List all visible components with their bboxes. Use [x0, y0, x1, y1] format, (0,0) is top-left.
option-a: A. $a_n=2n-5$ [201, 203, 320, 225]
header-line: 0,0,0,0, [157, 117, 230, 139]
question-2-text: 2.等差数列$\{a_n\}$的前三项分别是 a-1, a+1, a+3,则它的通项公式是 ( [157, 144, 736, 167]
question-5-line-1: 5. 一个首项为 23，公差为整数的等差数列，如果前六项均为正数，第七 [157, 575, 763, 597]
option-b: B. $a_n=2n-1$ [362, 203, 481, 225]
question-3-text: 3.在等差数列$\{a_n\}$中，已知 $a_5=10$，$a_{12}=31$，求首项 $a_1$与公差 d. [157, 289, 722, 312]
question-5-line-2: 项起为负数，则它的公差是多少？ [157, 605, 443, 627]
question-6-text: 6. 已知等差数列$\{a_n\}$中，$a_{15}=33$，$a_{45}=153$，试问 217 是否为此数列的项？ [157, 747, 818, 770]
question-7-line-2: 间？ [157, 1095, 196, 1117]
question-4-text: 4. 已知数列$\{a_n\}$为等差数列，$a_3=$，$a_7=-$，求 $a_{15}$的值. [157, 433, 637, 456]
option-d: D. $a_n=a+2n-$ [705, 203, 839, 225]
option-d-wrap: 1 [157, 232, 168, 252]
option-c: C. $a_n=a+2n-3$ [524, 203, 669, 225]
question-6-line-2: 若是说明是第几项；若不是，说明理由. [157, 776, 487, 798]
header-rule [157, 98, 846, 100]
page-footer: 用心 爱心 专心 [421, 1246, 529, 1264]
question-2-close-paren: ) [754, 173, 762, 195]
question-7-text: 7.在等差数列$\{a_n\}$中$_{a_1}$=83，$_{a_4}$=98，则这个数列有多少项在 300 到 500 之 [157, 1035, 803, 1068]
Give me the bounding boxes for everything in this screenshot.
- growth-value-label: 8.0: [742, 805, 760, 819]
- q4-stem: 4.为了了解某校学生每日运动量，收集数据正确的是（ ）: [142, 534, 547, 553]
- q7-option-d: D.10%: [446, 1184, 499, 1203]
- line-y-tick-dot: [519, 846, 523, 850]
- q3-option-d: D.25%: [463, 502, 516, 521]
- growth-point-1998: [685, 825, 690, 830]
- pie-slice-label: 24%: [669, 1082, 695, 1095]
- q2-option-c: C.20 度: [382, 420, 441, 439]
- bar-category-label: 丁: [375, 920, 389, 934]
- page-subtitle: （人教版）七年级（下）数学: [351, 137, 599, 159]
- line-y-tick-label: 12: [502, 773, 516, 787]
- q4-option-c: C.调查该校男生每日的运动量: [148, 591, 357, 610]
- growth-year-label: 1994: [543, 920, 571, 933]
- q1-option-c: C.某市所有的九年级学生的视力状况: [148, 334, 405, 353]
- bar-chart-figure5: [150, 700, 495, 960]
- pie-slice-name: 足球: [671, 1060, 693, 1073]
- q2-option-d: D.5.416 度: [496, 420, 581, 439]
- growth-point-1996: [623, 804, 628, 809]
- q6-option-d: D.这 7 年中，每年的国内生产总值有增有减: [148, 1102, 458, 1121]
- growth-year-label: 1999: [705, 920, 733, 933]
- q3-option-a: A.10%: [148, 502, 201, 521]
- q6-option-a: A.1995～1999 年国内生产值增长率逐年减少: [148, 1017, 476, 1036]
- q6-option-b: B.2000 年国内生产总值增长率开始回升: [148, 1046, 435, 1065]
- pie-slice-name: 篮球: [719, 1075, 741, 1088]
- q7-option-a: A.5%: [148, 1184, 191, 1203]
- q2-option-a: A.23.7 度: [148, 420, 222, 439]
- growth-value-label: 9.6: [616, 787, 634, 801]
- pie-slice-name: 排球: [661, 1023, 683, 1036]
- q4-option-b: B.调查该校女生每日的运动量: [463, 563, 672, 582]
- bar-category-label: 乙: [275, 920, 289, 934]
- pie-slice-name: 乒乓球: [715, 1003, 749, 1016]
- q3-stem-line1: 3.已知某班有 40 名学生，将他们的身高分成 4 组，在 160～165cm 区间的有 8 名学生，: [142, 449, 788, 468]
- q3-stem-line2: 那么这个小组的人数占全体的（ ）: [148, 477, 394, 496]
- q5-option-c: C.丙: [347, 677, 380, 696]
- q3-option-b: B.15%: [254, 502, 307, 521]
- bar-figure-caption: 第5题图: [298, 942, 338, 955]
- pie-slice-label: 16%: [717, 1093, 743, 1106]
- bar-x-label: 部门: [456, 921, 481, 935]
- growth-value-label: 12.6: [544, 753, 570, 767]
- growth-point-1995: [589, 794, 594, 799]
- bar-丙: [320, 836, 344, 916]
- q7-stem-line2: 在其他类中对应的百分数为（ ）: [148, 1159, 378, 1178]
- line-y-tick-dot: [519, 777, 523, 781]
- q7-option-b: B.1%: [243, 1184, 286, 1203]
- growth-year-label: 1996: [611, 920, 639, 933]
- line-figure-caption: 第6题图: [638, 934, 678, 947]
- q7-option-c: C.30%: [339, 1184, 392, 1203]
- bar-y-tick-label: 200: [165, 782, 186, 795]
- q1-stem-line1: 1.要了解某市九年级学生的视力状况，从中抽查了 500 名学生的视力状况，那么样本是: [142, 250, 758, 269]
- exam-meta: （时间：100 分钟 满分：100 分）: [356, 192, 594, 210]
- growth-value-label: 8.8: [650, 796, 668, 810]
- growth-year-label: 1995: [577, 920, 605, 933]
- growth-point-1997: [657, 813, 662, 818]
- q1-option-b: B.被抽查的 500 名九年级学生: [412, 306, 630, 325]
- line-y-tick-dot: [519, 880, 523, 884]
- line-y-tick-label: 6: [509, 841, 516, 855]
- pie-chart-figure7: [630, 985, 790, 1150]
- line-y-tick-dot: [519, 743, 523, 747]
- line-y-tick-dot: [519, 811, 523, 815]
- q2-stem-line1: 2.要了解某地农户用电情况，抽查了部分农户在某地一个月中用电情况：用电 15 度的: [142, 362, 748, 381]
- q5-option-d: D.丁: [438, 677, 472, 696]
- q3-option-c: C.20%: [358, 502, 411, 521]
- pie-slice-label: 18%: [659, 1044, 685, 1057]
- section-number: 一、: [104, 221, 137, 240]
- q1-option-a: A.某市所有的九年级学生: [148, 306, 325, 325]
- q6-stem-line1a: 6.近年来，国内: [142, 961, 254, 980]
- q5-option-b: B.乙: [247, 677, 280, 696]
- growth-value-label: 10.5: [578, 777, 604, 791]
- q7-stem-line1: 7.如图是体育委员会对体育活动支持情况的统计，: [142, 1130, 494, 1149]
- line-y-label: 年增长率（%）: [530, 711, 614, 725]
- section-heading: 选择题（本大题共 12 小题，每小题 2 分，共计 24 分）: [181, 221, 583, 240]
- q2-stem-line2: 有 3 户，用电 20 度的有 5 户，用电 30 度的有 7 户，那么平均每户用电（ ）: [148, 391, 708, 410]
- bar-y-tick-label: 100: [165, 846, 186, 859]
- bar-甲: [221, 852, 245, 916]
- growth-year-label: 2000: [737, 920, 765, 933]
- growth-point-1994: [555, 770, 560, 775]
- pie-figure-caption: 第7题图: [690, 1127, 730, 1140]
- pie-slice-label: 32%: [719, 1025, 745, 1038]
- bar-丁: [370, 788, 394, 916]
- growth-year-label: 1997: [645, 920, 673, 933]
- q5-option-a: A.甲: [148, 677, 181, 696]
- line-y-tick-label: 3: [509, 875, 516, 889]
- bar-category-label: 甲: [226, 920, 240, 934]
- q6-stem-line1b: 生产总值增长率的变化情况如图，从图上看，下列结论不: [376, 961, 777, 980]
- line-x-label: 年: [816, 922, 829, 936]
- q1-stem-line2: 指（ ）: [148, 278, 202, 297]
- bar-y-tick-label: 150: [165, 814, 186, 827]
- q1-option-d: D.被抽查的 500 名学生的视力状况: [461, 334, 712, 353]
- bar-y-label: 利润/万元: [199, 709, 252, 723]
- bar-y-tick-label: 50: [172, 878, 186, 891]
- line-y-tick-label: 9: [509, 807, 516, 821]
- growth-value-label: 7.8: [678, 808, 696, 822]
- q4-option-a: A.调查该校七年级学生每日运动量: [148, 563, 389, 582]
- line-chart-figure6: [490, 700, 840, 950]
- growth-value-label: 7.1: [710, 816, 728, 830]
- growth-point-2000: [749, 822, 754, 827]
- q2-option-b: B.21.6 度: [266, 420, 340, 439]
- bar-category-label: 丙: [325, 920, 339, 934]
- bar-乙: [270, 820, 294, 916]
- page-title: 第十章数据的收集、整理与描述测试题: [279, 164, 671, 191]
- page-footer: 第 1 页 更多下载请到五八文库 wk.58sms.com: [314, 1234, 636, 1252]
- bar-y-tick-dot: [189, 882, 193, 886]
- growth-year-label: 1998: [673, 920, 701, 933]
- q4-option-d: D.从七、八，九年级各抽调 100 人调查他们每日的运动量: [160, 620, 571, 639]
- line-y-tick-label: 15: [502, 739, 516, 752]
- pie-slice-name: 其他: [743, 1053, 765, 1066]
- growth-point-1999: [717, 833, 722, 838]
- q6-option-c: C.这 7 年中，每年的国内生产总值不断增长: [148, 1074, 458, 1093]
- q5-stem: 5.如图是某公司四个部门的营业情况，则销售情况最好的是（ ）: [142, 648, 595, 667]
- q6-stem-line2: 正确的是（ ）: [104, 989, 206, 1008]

INSTRUCTIONS TO FOLLOW: Copy the items exactly as they are, from the first line through the line that contains "question-5-line-2: 项起为负数，则它的公差是多少？ [157, 605, 443, 627]". Include both of those lines.

THE OUTPUT:
List all visible components with their bboxes. Use [x0, y0, x1, y1] format, (0,0) is top-left.
option-a: A. $a_n=2n-5$ [201, 203, 320, 225]
header-line: 0,0,0,0, [157, 117, 230, 139]
question-2-text: 2.等差数列$\{a_n\}$的前三项分别是 a-1, a+1, a+3,则它的通项公式是 ( [157, 144, 736, 167]
question-5-line-1: 5. 一个首项为 23，公差为整数的等差数列，如果前六项均为正数，第七 [157, 575, 763, 597]
option-b: B. $a_n=2n-1$ [362, 203, 481, 225]
question-3-text: 3.在等差数列$\{a_n\}$中，已知 $a_5=10$，$a_{12}=31$，求首项 $a_1$与公差 d. [157, 289, 722, 312]
question-5-line-2: 项起为负数，则它的公差是多少？ [157, 605, 443, 627]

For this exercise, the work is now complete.